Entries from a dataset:
-- Begin --

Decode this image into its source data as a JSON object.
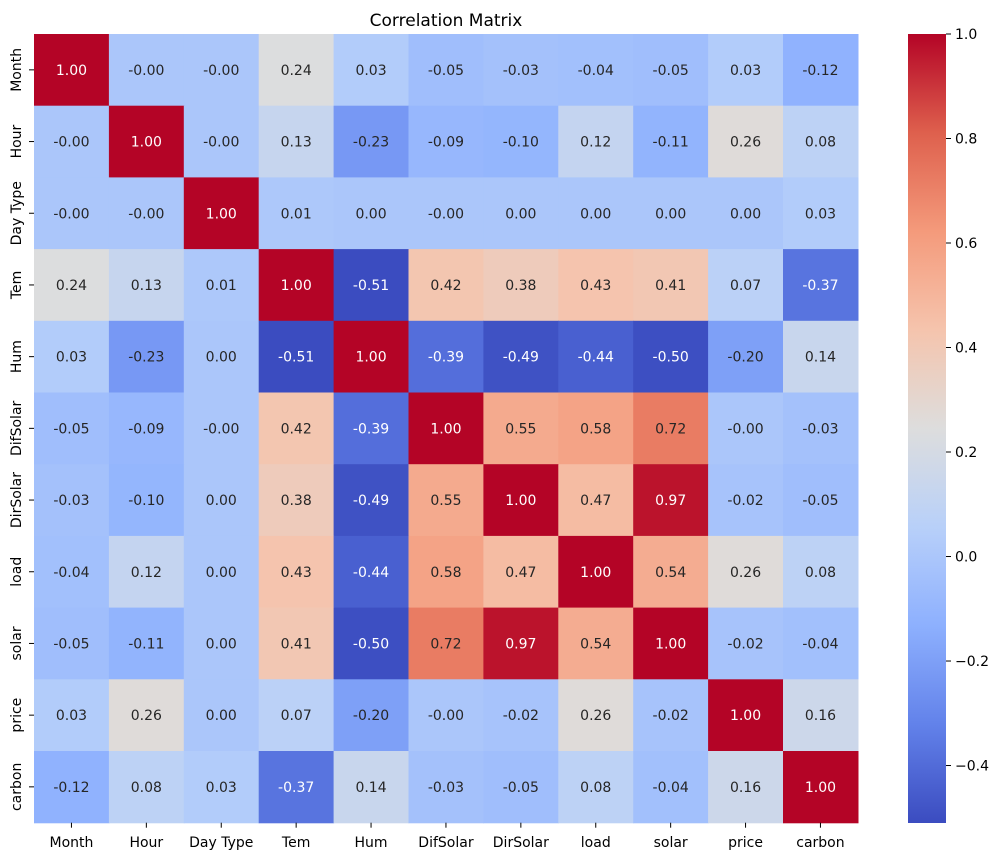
{
  "chart_data": {
    "type": "heatmap",
    "title": "Correlation Matrix",
    "xlabel": "",
    "ylabel": "",
    "labels": [
      "Month",
      "Hour",
      "Day Type",
      "Tem",
      "Hum",
      "DifSolar",
      "DirSolar",
      "load",
      "solar",
      "price",
      "carbon"
    ],
    "matrix": [
      [
        1.0,
        -0.0,
        -0.0,
        0.24,
        0.03,
        -0.05,
        -0.03,
        -0.04,
        -0.05,
        0.03,
        -0.12
      ],
      [
        -0.0,
        1.0,
        -0.0,
        0.13,
        -0.23,
        -0.09,
        -0.1,
        0.12,
        -0.11,
        0.26,
        0.08
      ],
      [
        -0.0,
        -0.0,
        1.0,
        0.01,
        0.0,
        -0.0,
        0.0,
        0.0,
        0.0,
        0.0,
        0.03
      ],
      [
        0.24,
        0.13,
        0.01,
        1.0,
        -0.51,
        0.42,
        0.38,
        0.43,
        0.41,
        0.07,
        -0.37
      ],
      [
        0.03,
        -0.23,
        0.0,
        -0.51,
        1.0,
        -0.39,
        -0.49,
        -0.44,
        -0.5,
        -0.2,
        0.14
      ],
      [
        -0.05,
        -0.09,
        -0.0,
        0.42,
        -0.39,
        1.0,
        0.55,
        0.58,
        0.72,
        -0.0,
        -0.03
      ],
      [
        -0.03,
        -0.1,
        0.0,
        0.38,
        -0.49,
        0.55,
        1.0,
        0.47,
        0.97,
        -0.02,
        -0.05
      ],
      [
        -0.04,
        0.12,
        0.0,
        0.43,
        -0.44,
        0.58,
        0.47,
        1.0,
        0.54,
        0.26,
        0.08
      ],
      [
        -0.05,
        -0.11,
        0.0,
        0.41,
        -0.5,
        0.72,
        0.97,
        0.54,
        1.0,
        -0.02,
        -0.04
      ],
      [
        0.03,
        0.26,
        0.0,
        0.07,
        -0.2,
        -0.0,
        -0.02,
        0.26,
        -0.02,
        1.0,
        0.16
      ],
      [
        -0.12,
        0.08,
        0.03,
        -0.37,
        0.14,
        -0.03,
        -0.05,
        0.08,
        -0.04,
        0.16,
        1.0
      ]
    ],
    "cell_labels": [
      [
        "1.00",
        "-0.00",
        "-0.00",
        "0.24",
        "0.03",
        "-0.05",
        "-0.03",
        "-0.04",
        "-0.05",
        "0.03",
        "-0.12"
      ],
      [
        "-0.00",
        "1.00",
        "-0.00",
        "0.13",
        "-0.23",
        "-0.09",
        "-0.10",
        "0.12",
        "-0.11",
        "0.26",
        "0.08"
      ],
      [
        "-0.00",
        "-0.00",
        "1.00",
        "0.01",
        "0.00",
        "-0.00",
        "0.00",
        "0.00",
        "0.00",
        "0.00",
        "0.03"
      ],
      [
        "0.24",
        "0.13",
        "0.01",
        "1.00",
        "-0.51",
        "0.42",
        "0.38",
        "0.43",
        "0.41",
        "0.07",
        "-0.37"
      ],
      [
        "0.03",
        "-0.23",
        "0.00",
        "-0.51",
        "1.00",
        "-0.39",
        "-0.49",
        "-0.44",
        "-0.50",
        "-0.20",
        "0.14"
      ],
      [
        "-0.05",
        "-0.09",
        "-0.00",
        "0.42",
        "-0.39",
        "1.00",
        "0.55",
        "0.58",
        "0.72",
        "-0.00",
        "-0.03"
      ],
      [
        "-0.03",
        "-0.10",
        "0.00",
        "0.38",
        "-0.49",
        "0.55",
        "1.00",
        "0.47",
        "0.97",
        "-0.02",
        "-0.05"
      ],
      [
        "-0.04",
        "0.12",
        "0.00",
        "0.43",
        "-0.44",
        "0.58",
        "0.47",
        "1.00",
        "0.54",
        "0.26",
        "0.08"
      ],
      [
        "-0.05",
        "-0.11",
        "0.00",
        "0.41",
        "-0.50",
        "0.72",
        "0.97",
        "0.54",
        "1.00",
        "-0.02",
        "-0.04"
      ],
      [
        "0.03",
        "0.26",
        "0.00",
        "0.07",
        "-0.20",
        "-0.00",
        "-0.02",
        "0.26",
        "-0.02",
        "1.00",
        "0.16"
      ],
      [
        "-0.12",
        "0.08",
        "0.03",
        "-0.37",
        "0.14",
        "-0.03",
        "-0.05",
        "0.08",
        "-0.04",
        "0.16",
        "1.00"
      ]
    ],
    "colormap": "coolwarm",
    "vmin": -0.51,
    "vmax": 1.0,
    "colorbar_ticks": [
      1.0,
      0.8,
      0.6,
      0.4,
      0.2,
      0.0,
      -0.2,
      -0.4
    ],
    "colorbar_tick_labels": [
      "1.0",
      "0.8",
      "0.6",
      "0.4",
      "0.2",
      "0.0",
      "−0.2",
      "−0.4"
    ]
  }
}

-- End --

» Your task
Strip out the pictures and quote the remaining data word for word.

» Finished answer
Decode this image into its source data as a JSON object.
{
  "chart_data": {
    "type": "heatmap",
    "title": "Correlation Matrix",
    "xlabel": "",
    "ylabel": "",
    "labels": [
      "Month",
      "Hour",
      "Day Type",
      "Tem",
      "Hum",
      "DifSolar",
      "DirSolar",
      "load",
      "solar",
      "price",
      "carbon"
    ],
    "matrix": [
      [
        1.0,
        -0.0,
        -0.0,
        0.24,
        0.03,
        -0.05,
        -0.03,
        -0.04,
        -0.05,
        0.03,
        -0.12
      ],
      [
        -0.0,
        1.0,
        -0.0,
        0.13,
        -0.23,
        -0.09,
        -0.1,
        0.12,
        -0.11,
        0.26,
        0.08
      ],
      [
        -0.0,
        -0.0,
        1.0,
        0.01,
        0.0,
        -0.0,
        0.0,
        0.0,
        0.0,
        0.0,
        0.03
      ],
      [
        0.24,
        0.13,
        0.01,
        1.0,
        -0.51,
        0.42,
        0.38,
        0.43,
        0.41,
        0.07,
        -0.37
      ],
      [
        0.03,
        -0.23,
        0.0,
        -0.51,
        1.0,
        -0.39,
        -0.49,
        -0.44,
        -0.5,
        -0.2,
        0.14
      ],
      [
        -0.05,
        -0.09,
        -0.0,
        0.42,
        -0.39,
        1.0,
        0.55,
        0.58,
        0.72,
        -0.0,
        -0.03
      ],
      [
        -0.03,
        -0.1,
        0.0,
        0.38,
        -0.49,
        0.55,
        1.0,
        0.47,
        0.97,
        -0.02,
        -0.05
      ],
      [
        -0.04,
        0.12,
        0.0,
        0.43,
        -0.44,
        0.58,
        0.47,
        1.0,
        0.54,
        0.26,
        0.08
      ],
      [
        -0.05,
        -0.11,
        0.0,
        0.41,
        -0.5,
        0.72,
        0.97,
        0.54,
        1.0,
        -0.02,
        -0.04
      ],
      [
        0.03,
        0.26,
        0.0,
        0.07,
        -0.2,
        -0.0,
        -0.02,
        0.26,
        -0.02,
        1.0,
        0.16
      ],
      [
        -0.12,
        0.08,
        0.03,
        -0.37,
        0.14,
        -0.03,
        -0.05,
        0.08,
        -0.04,
        0.16,
        1.0
      ]
    ],
    "cell_labels": [
      [
        "1.00",
        "-0.00",
        "-0.00",
        "0.24",
        "0.03",
        "-0.05",
        "-0.03",
        "-0.04",
        "-0.05",
        "0.03",
        "-0.12"
      ],
      [
        "-0.00",
        "1.00",
        "-0.00",
        "0.13",
        "-0.23",
        "-0.09",
        "-0.10",
        "0.12",
        "-0.11",
        "0.26",
        "0.08"
      ],
      [
        "-0.00",
        "-0.00",
        "1.00",
        "0.01",
        "0.00",
        "-0.00",
        "0.00",
        "0.00",
        "0.00",
        "0.00",
        "0.03"
      ],
      [
        "0.24",
        "0.13",
        "0.01",
        "1.00",
        "-0.51",
        "0.42",
        "0.38",
        "0.43",
        "0.41",
        "0.07",
        "-0.37"
      ],
      [
        "0.03",
        "-0.23",
        "0.00",
        "-0.51",
        "1.00",
        "-0.39",
        "-0.49",
        "-0.44",
        "-0.50",
        "-0.20",
        "0.14"
      ],
      [
        "-0.05",
        "-0.09",
        "-0.00",
        "0.42",
        "-0.39",
        "1.00",
        "0.55",
        "0.58",
        "0.72",
        "-0.00",
        "-0.03"
      ],
      [
        "-0.03",
        "-0.10",
        "0.00",
        "0.38",
        "-0.49",
        "0.55",
        "1.00",
        "0.47",
        "0.97",
        "-0.02",
        "-0.05"
      ],
      [
        "-0.04",
        "0.12",
        "0.00",
        "0.43",
        "-0.44",
        "0.58",
        "0.47",
        "1.00",
        "0.54",
        "0.26",
        "0.08"
      ],
      [
        "-0.05",
        "-0.11",
        "0.00",
        "0.41",
        "-0.50",
        "0.72",
        "0.97",
        "0.54",
        "1.00",
        "-0.02",
        "-0.04"
      ],
      [
        "0.03",
        "0.26",
        "0.00",
        "0.07",
        "-0.20",
        "-0.00",
        "-0.02",
        "0.26",
        "-0.02",
        "1.00",
        "0.16"
      ],
      [
        "-0.12",
        "0.08",
        "0.03",
        "-0.37",
        "0.14",
        "-0.03",
        "-0.05",
        "0.08",
        "-0.04",
        "0.16",
        "1.00"
      ]
    ],
    "colormap": "coolwarm",
    "vmin": -0.51,
    "vmax": 1.0,
    "colorbar_ticks": [
      1.0,
      0.8,
      0.6,
      0.4,
      0.2,
      0.0,
      -0.2,
      -0.4
    ],
    "colorbar_tick_labels": [
      "1.0",
      "0.8",
      "0.6",
      "0.4",
      "0.2",
      "0.0",
      "−0.2",
      "−0.4"
    ]
  }
}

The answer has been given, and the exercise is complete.